_DATA PROVIDED_.
■ ■ ■

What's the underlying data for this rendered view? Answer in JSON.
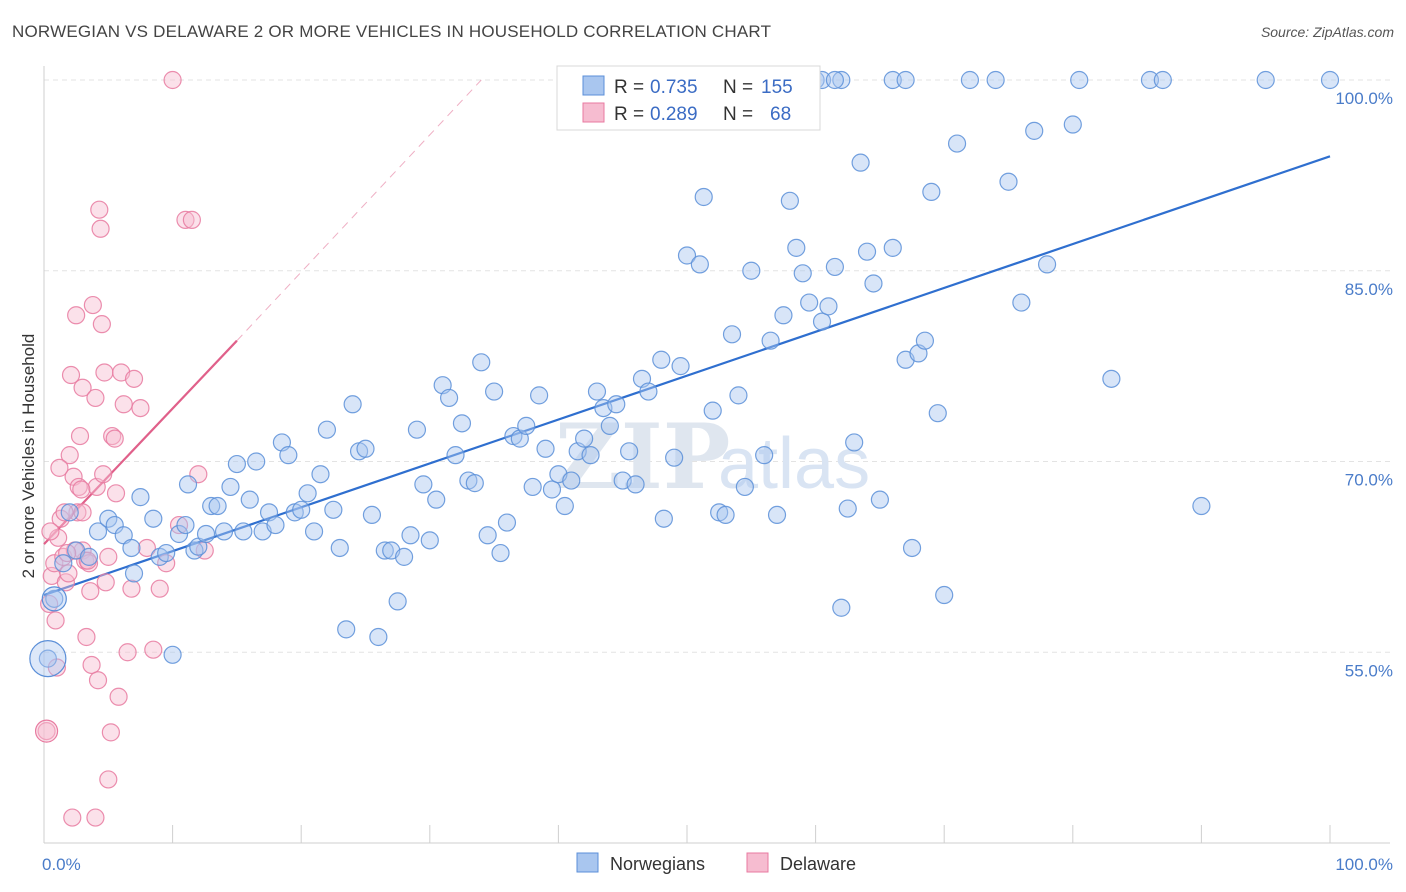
{
  "title": "NORWEGIAN VS DELAWARE 2 OR MORE VEHICLES IN HOUSEHOLD CORRELATION CHART",
  "source": "Source: ZipAtlas.com",
  "watermark": {
    "zip": "ZIP",
    "atlas": "atlas"
  },
  "colors": {
    "blue": "#5b8fd8",
    "blue_fill": "#a9c6ef",
    "blue_line": "#2f6fcf",
    "pink": "#e87aa0",
    "pink_fill": "#f6bcd0",
    "pink_line": "#e0608a"
  },
  "legend": {
    "rows": [
      {
        "r_label": "R = ",
        "r_value": "0.735",
        "n_label": "N = ",
        "n_value": "155"
      },
      {
        "r_label": "R = ",
        "r_value": "0.289",
        "n_label": "N = ",
        "n_value": "68"
      }
    ]
  },
  "chart_data": {
    "type": "scatter",
    "title": "NORWEGIAN VS DELAWARE 2 OR MORE VEHICLES IN HOUSEHOLD CORRELATION CHART",
    "xlabel": "",
    "ylabel": "2 or more Vehicles in Household",
    "xlim": [
      0,
      100
    ],
    "ylim": [
      40,
      100
    ],
    "x_tick_labels": [
      "0.0%",
      "100.0%"
    ],
    "y_ticks": [
      55,
      70,
      85,
      100
    ],
    "y_tick_labels": [
      "55.0%",
      "70.0%",
      "85.0%",
      "100.0%"
    ],
    "grid": true,
    "legend_position": "bottom",
    "series": [
      {
        "name": "Norwegians",
        "color": "#5b8fd8",
        "trend": [
          [
            0,
            59.5
          ],
          [
            100,
            94
          ]
        ],
        "points": [
          [
            0.3,
            54.5
          ],
          [
            0.8,
            59.2
          ],
          [
            1.5,
            62
          ],
          [
            2,
            66
          ],
          [
            2.5,
            63
          ],
          [
            3.5,
            62.5
          ],
          [
            4.2,
            64.5
          ],
          [
            5,
            65.5
          ],
          [
            5.5,
            65
          ],
          [
            6.2,
            64.2
          ],
          [
            6.8,
            63.2
          ],
          [
            7,
            61.2
          ],
          [
            7.5,
            67.2
          ],
          [
            8.5,
            65.5
          ],
          [
            9,
            62.5
          ],
          [
            9.5,
            62.8
          ],
          [
            10,
            54.8
          ],
          [
            10.5,
            64.3
          ],
          [
            11,
            65
          ],
          [
            11.2,
            68.2
          ],
          [
            11.7,
            63
          ],
          [
            12,
            63.3
          ],
          [
            12.6,
            64.3
          ],
          [
            13,
            66.5
          ],
          [
            13.5,
            66.5
          ],
          [
            14,
            64.5
          ],
          [
            14.5,
            68
          ],
          [
            15,
            69.8
          ],
          [
            15.5,
            64.5
          ],
          [
            16,
            67
          ],
          [
            16.5,
            70
          ],
          [
            17,
            64.5
          ],
          [
            17.5,
            66
          ],
          [
            18,
            65
          ],
          [
            18.5,
            71.5
          ],
          [
            19,
            70.5
          ],
          [
            19.5,
            66
          ],
          [
            20,
            66.2
          ],
          [
            20.5,
            67.5
          ],
          [
            21,
            64.5
          ],
          [
            21.5,
            69
          ],
          [
            22,
            72.5
          ],
          [
            22.5,
            66.2
          ],
          [
            23,
            63.2
          ],
          [
            23.5,
            56.8
          ],
          [
            24,
            74.5
          ],
          [
            24.5,
            70.8
          ],
          [
            25,
            71
          ],
          [
            25.5,
            65.8
          ],
          [
            26,
            56.2
          ],
          [
            26.5,
            63
          ],
          [
            27,
            63
          ],
          [
            27.5,
            59
          ],
          [
            28,
            62.5
          ],
          [
            28.5,
            64.2
          ],
          [
            29,
            72.5
          ],
          [
            29.5,
            68.2
          ],
          [
            30,
            63.8
          ],
          [
            30.5,
            67
          ],
          [
            31,
            76
          ],
          [
            31.5,
            75
          ],
          [
            32,
            70.5
          ],
          [
            32.5,
            73
          ],
          [
            33,
            68.5
          ],
          [
            33.5,
            68.3
          ],
          [
            34,
            77.8
          ],
          [
            34.5,
            64.2
          ],
          [
            35,
            75.5
          ],
          [
            35.5,
            62.8
          ],
          [
            36,
            65.2
          ],
          [
            36.5,
            72
          ],
          [
            37,
            71.8
          ],
          [
            37.5,
            72.8
          ],
          [
            38,
            68
          ],
          [
            38.5,
            75.2
          ],
          [
            39,
            71
          ],
          [
            39.5,
            67.8
          ],
          [
            40,
            69
          ],
          [
            40.5,
            66.5
          ],
          [
            41,
            68.5
          ],
          [
            41.5,
            70.8
          ],
          [
            42,
            71.8
          ],
          [
            42.5,
            70.5
          ],
          [
            43,
            75.5
          ],
          [
            43.5,
            74.2
          ],
          [
            44,
            72.8
          ],
          [
            44.5,
            74.5
          ],
          [
            45,
            68.5
          ],
          [
            45.5,
            70.8
          ],
          [
            46,
            68.2
          ],
          [
            46.5,
            76.5
          ],
          [
            47,
            75.5
          ],
          [
            48,
            78
          ],
          [
            48.2,
            65.5
          ],
          [
            49,
            70.3
          ],
          [
            49.5,
            77.5
          ],
          [
            50,
            86.2
          ],
          [
            51,
            85.5
          ],
          [
            51.3,
            90.8
          ],
          [
            52,
            74
          ],
          [
            52.5,
            66
          ],
          [
            53,
            65.8
          ],
          [
            53.5,
            80
          ],
          [
            54,
            75.2
          ],
          [
            54.5,
            68
          ],
          [
            55,
            85
          ],
          [
            56,
            70.5
          ],
          [
            56.5,
            79.5
          ],
          [
            57,
            65.8
          ],
          [
            57.5,
            81.5
          ],
          [
            58,
            90.5
          ],
          [
            58.5,
            86.8
          ],
          [
            59,
            84.8
          ],
          [
            59.5,
            82.5
          ],
          [
            60.5,
            81
          ],
          [
            61,
            82.2
          ],
          [
            61.5,
            85.3
          ],
          [
            62,
            58.5
          ],
          [
            62.5,
            66.3
          ],
          [
            63,
            71.5
          ],
          [
            63.5,
            93.5
          ],
          [
            64,
            86.5
          ],
          [
            64.5,
            84
          ],
          [
            65,
            67
          ],
          [
            66,
            86.8
          ],
          [
            67,
            78
          ],
          [
            67.5,
            63.2
          ],
          [
            68,
            78.5
          ],
          [
            68.5,
            79.5
          ],
          [
            69,
            91.2
          ],
          [
            69.5,
            73.8
          ],
          [
            70,
            59.5
          ],
          [
            71,
            95
          ],
          [
            72,
            100
          ],
          [
            74,
            100
          ],
          [
            75,
            92
          ],
          [
            76,
            82.5
          ],
          [
            77,
            96
          ],
          [
            78,
            85.5
          ],
          [
            80,
            96.5
          ],
          [
            80.5,
            100
          ],
          [
            83,
            76.5
          ],
          [
            86,
            100
          ],
          [
            87,
            100
          ],
          [
            90,
            66.5
          ],
          [
            95,
            100
          ],
          [
            100,
            100
          ],
          [
            60,
            100
          ],
          [
            62,
            100
          ],
          [
            66,
            100
          ],
          [
            67,
            100
          ],
          [
            57.5,
            100
          ],
          [
            58,
            100
          ],
          [
            60.5,
            100
          ],
          [
            61.5,
            100
          ]
        ]
      },
      {
        "name": "Delaware",
        "color": "#e87aa0",
        "trend": [
          [
            0,
            63.5
          ],
          [
            15,
            79.5
          ]
        ],
        "trend_extension": [
          [
            15,
            79.5
          ],
          [
            34,
            100
          ]
        ],
        "points": [
          [
            0.2,
            48.8
          ],
          [
            0.4,
            58.8
          ],
          [
            0.6,
            61
          ],
          [
            0.8,
            62
          ],
          [
            1,
            53.8
          ],
          [
            1.1,
            64
          ],
          [
            1.3,
            65.5
          ],
          [
            1.5,
            62.5
          ],
          [
            1.7,
            60.5
          ],
          [
            1.9,
            61.2
          ],
          [
            2,
            70.5
          ],
          [
            2.1,
            76.8
          ],
          [
            2.3,
            68.8
          ],
          [
            2.5,
            81.5
          ],
          [
            2.6,
            66
          ],
          [
            2.7,
            68
          ],
          [
            2.8,
            72
          ],
          [
            3,
            63
          ],
          [
            3,
            75.8
          ],
          [
            3.2,
            62.2
          ],
          [
            3.3,
            56.2
          ],
          [
            3.5,
            62
          ],
          [
            3.6,
            59.8
          ],
          [
            3.7,
            54
          ],
          [
            3.8,
            82.3
          ],
          [
            4,
            75
          ],
          [
            4.1,
            68
          ],
          [
            4.2,
            52.8
          ],
          [
            4.3,
            89.8
          ],
          [
            4.4,
            88.3
          ],
          [
            4.5,
            80.8
          ],
          [
            4.6,
            69
          ],
          [
            4.7,
            77
          ],
          [
            4.8,
            60.5
          ],
          [
            5,
            62.5
          ],
          [
            5.2,
            48.7
          ],
          [
            5.3,
            72
          ],
          [
            5.5,
            71.8
          ],
          [
            5.6,
            67.5
          ],
          [
            5.8,
            51.5
          ],
          [
            6,
            77
          ],
          [
            6.2,
            74.5
          ],
          [
            6.5,
            55
          ],
          [
            6.8,
            60
          ],
          [
            7,
            76.5
          ],
          [
            7.5,
            74.2
          ],
          [
            8,
            63.2
          ],
          [
            8.5,
            55.2
          ],
          [
            9,
            60
          ],
          [
            9.5,
            62
          ],
          [
            10,
            100
          ],
          [
            10.5,
            65
          ],
          [
            11,
            89
          ],
          [
            11.5,
            89
          ],
          [
            12,
            69
          ],
          [
            12.5,
            63
          ],
          [
            2.2,
            42
          ],
          [
            4,
            42
          ],
          [
            5,
            45
          ],
          [
            3,
            66
          ],
          [
            1.6,
            66
          ],
          [
            2.4,
            63
          ],
          [
            0.5,
            64.5
          ],
          [
            1.2,
            69.5
          ],
          [
            2.9,
            67.8
          ],
          [
            3.4,
            62.2
          ],
          [
            1.8,
            62.8
          ],
          [
            0.9,
            57.5
          ]
        ]
      }
    ]
  }
}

■ ■ ■

_TO DO_. Locate the word "CORRELATION" in the entries, and copy every line where it is found.

_SOLUTION TO THIS PROBLEM_.
  "title": "NORWEGIAN VS DELAWARE 2 OR MORE VEHICLES IN HOUSEHOLD CORRELATION CHART",
    "title": "NORWEGIAN VS DELAWARE 2 OR MORE VEHICLES IN HOUSEHOLD CORRELATION CHART",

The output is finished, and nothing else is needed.